[Element location listings]
++++++

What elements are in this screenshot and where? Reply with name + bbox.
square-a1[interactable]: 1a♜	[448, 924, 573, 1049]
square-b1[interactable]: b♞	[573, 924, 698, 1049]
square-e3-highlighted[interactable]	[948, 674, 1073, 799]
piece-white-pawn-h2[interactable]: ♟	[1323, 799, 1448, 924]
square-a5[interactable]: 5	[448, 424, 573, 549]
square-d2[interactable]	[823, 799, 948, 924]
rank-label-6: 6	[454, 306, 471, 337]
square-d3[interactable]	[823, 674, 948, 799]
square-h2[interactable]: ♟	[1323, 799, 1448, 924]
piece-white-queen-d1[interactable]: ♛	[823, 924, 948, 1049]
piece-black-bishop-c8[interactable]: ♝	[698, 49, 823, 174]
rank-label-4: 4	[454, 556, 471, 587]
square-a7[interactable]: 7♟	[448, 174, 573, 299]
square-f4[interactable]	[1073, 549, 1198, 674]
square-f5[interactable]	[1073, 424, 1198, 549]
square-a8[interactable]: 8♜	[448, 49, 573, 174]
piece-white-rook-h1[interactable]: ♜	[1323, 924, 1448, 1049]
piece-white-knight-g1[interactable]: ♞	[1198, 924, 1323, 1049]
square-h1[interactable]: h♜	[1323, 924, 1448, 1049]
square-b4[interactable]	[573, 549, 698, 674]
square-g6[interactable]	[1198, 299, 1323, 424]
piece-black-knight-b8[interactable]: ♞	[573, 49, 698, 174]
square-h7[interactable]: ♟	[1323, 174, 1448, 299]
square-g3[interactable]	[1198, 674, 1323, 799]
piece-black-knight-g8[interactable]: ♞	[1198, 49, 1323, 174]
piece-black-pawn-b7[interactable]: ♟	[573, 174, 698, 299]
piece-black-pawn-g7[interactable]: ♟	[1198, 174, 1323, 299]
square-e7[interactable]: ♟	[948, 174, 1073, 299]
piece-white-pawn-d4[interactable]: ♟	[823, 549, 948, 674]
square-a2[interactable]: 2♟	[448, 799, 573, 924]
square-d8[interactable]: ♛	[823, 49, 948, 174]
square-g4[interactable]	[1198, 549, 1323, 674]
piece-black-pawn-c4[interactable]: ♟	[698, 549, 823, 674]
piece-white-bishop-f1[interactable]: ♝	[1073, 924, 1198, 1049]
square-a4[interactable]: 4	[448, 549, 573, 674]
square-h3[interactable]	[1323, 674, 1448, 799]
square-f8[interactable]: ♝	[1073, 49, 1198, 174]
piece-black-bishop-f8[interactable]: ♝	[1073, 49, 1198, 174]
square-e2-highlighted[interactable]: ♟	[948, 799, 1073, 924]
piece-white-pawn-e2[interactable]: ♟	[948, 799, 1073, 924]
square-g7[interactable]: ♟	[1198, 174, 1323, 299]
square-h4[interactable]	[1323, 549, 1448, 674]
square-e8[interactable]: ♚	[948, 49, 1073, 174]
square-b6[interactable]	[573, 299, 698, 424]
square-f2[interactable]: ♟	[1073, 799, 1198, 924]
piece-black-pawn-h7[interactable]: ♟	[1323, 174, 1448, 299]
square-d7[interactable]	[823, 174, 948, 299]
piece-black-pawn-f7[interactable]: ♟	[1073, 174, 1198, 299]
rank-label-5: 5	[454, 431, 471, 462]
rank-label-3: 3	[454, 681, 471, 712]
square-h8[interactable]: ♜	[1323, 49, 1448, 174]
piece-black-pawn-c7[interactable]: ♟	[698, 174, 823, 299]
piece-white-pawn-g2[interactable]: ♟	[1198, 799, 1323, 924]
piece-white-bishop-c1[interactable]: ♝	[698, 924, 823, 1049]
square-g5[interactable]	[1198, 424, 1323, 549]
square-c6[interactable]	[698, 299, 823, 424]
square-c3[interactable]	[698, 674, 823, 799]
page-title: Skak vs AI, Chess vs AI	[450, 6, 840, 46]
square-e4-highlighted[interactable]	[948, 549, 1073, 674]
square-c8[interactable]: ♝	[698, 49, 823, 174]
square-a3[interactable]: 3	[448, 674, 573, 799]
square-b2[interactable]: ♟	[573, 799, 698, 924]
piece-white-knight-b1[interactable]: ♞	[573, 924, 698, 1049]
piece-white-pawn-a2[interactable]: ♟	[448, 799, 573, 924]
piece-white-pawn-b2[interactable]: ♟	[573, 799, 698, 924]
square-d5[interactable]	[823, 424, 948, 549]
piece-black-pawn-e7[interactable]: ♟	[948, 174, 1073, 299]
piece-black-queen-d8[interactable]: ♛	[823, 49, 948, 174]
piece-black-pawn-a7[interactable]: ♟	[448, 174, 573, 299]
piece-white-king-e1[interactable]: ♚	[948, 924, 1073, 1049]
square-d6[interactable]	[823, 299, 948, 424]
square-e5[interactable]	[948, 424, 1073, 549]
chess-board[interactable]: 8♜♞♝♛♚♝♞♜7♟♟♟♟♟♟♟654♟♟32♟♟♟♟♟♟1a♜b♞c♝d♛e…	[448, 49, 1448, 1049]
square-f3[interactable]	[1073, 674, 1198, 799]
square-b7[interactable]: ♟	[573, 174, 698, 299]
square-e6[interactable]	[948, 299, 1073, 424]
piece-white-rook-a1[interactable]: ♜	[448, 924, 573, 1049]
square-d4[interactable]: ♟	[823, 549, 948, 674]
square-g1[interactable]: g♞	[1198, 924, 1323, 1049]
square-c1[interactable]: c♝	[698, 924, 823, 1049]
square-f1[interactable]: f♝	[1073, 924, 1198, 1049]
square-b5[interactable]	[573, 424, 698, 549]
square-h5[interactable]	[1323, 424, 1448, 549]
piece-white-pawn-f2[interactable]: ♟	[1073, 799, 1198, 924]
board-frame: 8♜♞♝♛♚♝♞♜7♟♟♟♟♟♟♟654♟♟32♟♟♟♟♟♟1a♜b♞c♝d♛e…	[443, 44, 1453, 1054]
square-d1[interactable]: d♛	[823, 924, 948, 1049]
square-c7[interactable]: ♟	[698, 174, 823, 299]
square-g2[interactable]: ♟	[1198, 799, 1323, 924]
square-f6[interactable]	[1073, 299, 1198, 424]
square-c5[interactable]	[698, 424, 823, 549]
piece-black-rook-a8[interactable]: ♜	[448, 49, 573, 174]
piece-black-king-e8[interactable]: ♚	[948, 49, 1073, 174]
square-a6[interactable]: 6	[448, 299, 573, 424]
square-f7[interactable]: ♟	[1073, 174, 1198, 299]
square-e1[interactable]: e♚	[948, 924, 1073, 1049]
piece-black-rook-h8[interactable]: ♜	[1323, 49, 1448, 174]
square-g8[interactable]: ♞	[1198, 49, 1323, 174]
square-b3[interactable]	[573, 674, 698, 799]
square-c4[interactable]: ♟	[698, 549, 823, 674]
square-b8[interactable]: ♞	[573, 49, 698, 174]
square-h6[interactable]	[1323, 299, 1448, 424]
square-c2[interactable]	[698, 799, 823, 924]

++++++

**Required task**
Rewrite the data above with each "interactable" changed to "clickable", keeping every other character the same.

**Solved exercise**
What elements are in this screenshot and where? Reply with name + bbox.
square-a1[clickable]: 1a♜	[448, 924, 573, 1049]
square-b1[clickable]: b♞	[573, 924, 698, 1049]
square-e3-highlighted[clickable]	[948, 674, 1073, 799]
piece-white-pawn-h2[clickable]: ♟	[1323, 799, 1448, 924]
square-a5[clickable]: 5	[448, 424, 573, 549]
square-d2[clickable]	[823, 799, 948, 924]
rank-label-6: 6	[454, 306, 471, 337]
square-d3[clickable]	[823, 674, 948, 799]
square-h2[clickable]: ♟	[1323, 799, 1448, 924]
piece-white-queen-d1[clickable]: ♛	[823, 924, 948, 1049]
piece-black-bishop-c8[clickable]: ♝	[698, 49, 823, 174]
rank-label-4: 4	[454, 556, 471, 587]
square-a7[clickable]: 7♟	[448, 174, 573, 299]
square-f4[clickable]	[1073, 549, 1198, 674]
square-f5[clickable]	[1073, 424, 1198, 549]
square-a8[clickable]: 8♜	[448, 49, 573, 174]
piece-white-rook-h1[clickable]: ♜	[1323, 924, 1448, 1049]
piece-white-knight-g1[clickable]: ♞	[1198, 924, 1323, 1049]
square-h1[clickable]: h♜	[1323, 924, 1448, 1049]
square-b4[clickable]	[573, 549, 698, 674]
square-g6[clickable]	[1198, 299, 1323, 424]
piece-black-knight-b8[clickable]: ♞	[573, 49, 698, 174]
square-h7[clickable]: ♟	[1323, 174, 1448, 299]
square-g3[clickable]	[1198, 674, 1323, 799]
piece-black-knight-g8[clickable]: ♞	[1198, 49, 1323, 174]
piece-black-pawn-b7[clickable]: ♟	[573, 174, 698, 299]
piece-black-pawn-g7[clickable]: ♟	[1198, 174, 1323, 299]
square-e7[clickable]: ♟	[948, 174, 1073, 299]
piece-white-pawn-d4[clickable]: ♟	[823, 549, 948, 674]
square-a2[clickable]: 2♟	[448, 799, 573, 924]
square-d8[clickable]: ♛	[823, 49, 948, 174]
square-g4[clickable]	[1198, 549, 1323, 674]
piece-black-pawn-c4[clickable]: ♟	[698, 549, 823, 674]
piece-white-bishop-f1[clickable]: ♝	[1073, 924, 1198, 1049]
square-a4[clickable]: 4	[448, 549, 573, 674]
square-h3[clickable]	[1323, 674, 1448, 799]
square-f8[clickable]: ♝	[1073, 49, 1198, 174]
piece-black-bishop-f8[clickable]: ♝	[1073, 49, 1198, 174]
square-e2-highlighted[clickable]: ♟	[948, 799, 1073, 924]
piece-white-pawn-e2[clickable]: ♟	[948, 799, 1073, 924]
square-g7[clickable]: ♟	[1198, 174, 1323, 299]
square-h4[clickable]	[1323, 549, 1448, 674]
square-e8[clickable]: ♚	[948, 49, 1073, 174]
square-b6[clickable]	[573, 299, 698, 424]
square-f2[clickable]: ♟	[1073, 799, 1198, 924]
piece-black-pawn-h7[clickable]: ♟	[1323, 174, 1448, 299]
square-d7[clickable]	[823, 174, 948, 299]
piece-black-pawn-f7[clickable]: ♟	[1073, 174, 1198, 299]
rank-label-5: 5	[454, 431, 471, 462]
rank-label-3: 3	[454, 681, 471, 712]
square-h8[clickable]: ♜	[1323, 49, 1448, 174]
piece-black-pawn-c7[clickable]: ♟	[698, 174, 823, 299]
piece-white-pawn-g2[clickable]: ♟	[1198, 799, 1323, 924]
piece-white-bishop-c1[clickable]: ♝	[698, 924, 823, 1049]
square-g5[clickable]	[1198, 424, 1323, 549]
square-c6[clickable]	[698, 299, 823, 424]
square-c3[clickable]	[698, 674, 823, 799]
page-title: Skak vs AI, Chess vs AI	[450, 6, 840, 46]
square-e4-highlighted[clickable]	[948, 549, 1073, 674]
square-c8[clickable]: ♝	[698, 49, 823, 174]
square-a3[clickable]: 3	[448, 674, 573, 799]
square-b2[clickable]: ♟	[573, 799, 698, 924]
piece-white-knight-b1[clickable]: ♞	[573, 924, 698, 1049]
piece-white-pawn-a2[clickable]: ♟	[448, 799, 573, 924]
piece-white-pawn-b2[clickable]: ♟	[573, 799, 698, 924]
square-d5[clickable]	[823, 424, 948, 549]
piece-black-pawn-e7[clickable]: ♟	[948, 174, 1073, 299]
piece-black-queen-d8[clickable]: ♛	[823, 49, 948, 174]
piece-black-pawn-a7[clickable]: ♟	[448, 174, 573, 299]
piece-white-king-e1[clickable]: ♚	[948, 924, 1073, 1049]
square-d6[clickable]	[823, 299, 948, 424]
square-e5[clickable]	[948, 424, 1073, 549]
chess-board[clickable]: 8♜♞♝♛♚♝♞♜7♟♟♟♟♟♟♟654♟♟32♟♟♟♟♟♟1a♜b♞c♝d♛e…	[448, 49, 1448, 1049]
square-f3[clickable]	[1073, 674, 1198, 799]
square-b7[clickable]: ♟	[573, 174, 698, 299]
square-e6[clickable]	[948, 299, 1073, 424]
piece-white-rook-a1[clickable]: ♜	[448, 924, 573, 1049]
square-d4[clickable]: ♟	[823, 549, 948, 674]
square-g1[clickable]: g♞	[1198, 924, 1323, 1049]
square-c1[clickable]: c♝	[698, 924, 823, 1049]
square-f1[clickable]: f♝	[1073, 924, 1198, 1049]
square-b5[clickable]	[573, 424, 698, 549]
square-h5[clickable]	[1323, 424, 1448, 549]
piece-white-pawn-f2[clickable]: ♟	[1073, 799, 1198, 924]
board-frame: 8♜♞♝♛♚♝♞♜7♟♟♟♟♟♟♟654♟♟32♟♟♟♟♟♟1a♜b♞c♝d♛e…	[443, 44, 1453, 1054]
square-d1[clickable]: d♛	[823, 924, 948, 1049]
square-c7[clickable]: ♟	[698, 174, 823, 299]
square-g2[clickable]: ♟	[1198, 799, 1323, 924]
square-f6[clickable]	[1073, 299, 1198, 424]
square-c5[clickable]	[698, 424, 823, 549]
piece-black-rook-a8[clickable]: ♜	[448, 49, 573, 174]
piece-black-king-e8[clickable]: ♚	[948, 49, 1073, 174]
square-a6[clickable]: 6	[448, 299, 573, 424]
square-f7[clickable]: ♟	[1073, 174, 1198, 299]
square-e1[clickable]: e♚	[948, 924, 1073, 1049]
piece-black-rook-h8[clickable]: ♜	[1323, 49, 1448, 174]
square-g8[clickable]: ♞	[1198, 49, 1323, 174]
square-b3[clickable]	[573, 674, 698, 799]
square-c4[clickable]: ♟	[698, 549, 823, 674]
square-b8[clickable]: ♞	[573, 49, 698, 174]
square-h6[clickable]	[1323, 299, 1448, 424]
square-c2[clickable]	[698, 799, 823, 924]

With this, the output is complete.